Written instruction:
Your task is to copy every line of this material exactly.

>> START

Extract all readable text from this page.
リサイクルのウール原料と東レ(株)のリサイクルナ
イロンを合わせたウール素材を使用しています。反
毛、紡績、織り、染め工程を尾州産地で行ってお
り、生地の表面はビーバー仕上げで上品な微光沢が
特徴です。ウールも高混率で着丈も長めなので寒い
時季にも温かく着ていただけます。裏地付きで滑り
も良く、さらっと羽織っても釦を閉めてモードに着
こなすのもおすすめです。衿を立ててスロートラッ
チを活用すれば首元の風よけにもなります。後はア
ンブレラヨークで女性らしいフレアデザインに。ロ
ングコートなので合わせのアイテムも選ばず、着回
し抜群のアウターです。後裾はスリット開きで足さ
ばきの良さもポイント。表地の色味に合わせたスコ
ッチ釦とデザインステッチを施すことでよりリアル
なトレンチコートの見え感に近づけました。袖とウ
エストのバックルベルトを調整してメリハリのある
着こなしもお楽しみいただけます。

>> END

Answer to this problem:
Extract all readable text from this page.
リサイクルのウール原料と東レ(株)のリサイクルナ
イロンを合わせたウール素材を使用しています。反
毛、紡績、織り、染め工程を尾州産地で行ってお
り、生地の表面はビーバー仕上げで上品な微光沢が
特徴です。ウールも高混率で着丈も長めなので寒い
時季にも温かく着ていただけます。裏地付きで滑り
も良く、さらっと羽織っても釦を閉めてモードに着
こなすのもおすすめです。衿を立ててスロートラッ
チを活用すれば首元の風よけにもなります。後はア
ンブレラヨークで女性らしいフレアデザインに。ロ
ングコートなので合わせのアイテムも選ばず、着回
し抜群のアウターです。後裾はスリット開きで足さ
ばきの良さもポイント。表地の色味に合わせたスコ
ッチ釦とデザインステッチを施すことでよりリアル
なトレンチコートの見え感に近づけました。袖とウ
エストのバックルベルトを調整してメリハリのある
着こなしもお楽しみいただけます。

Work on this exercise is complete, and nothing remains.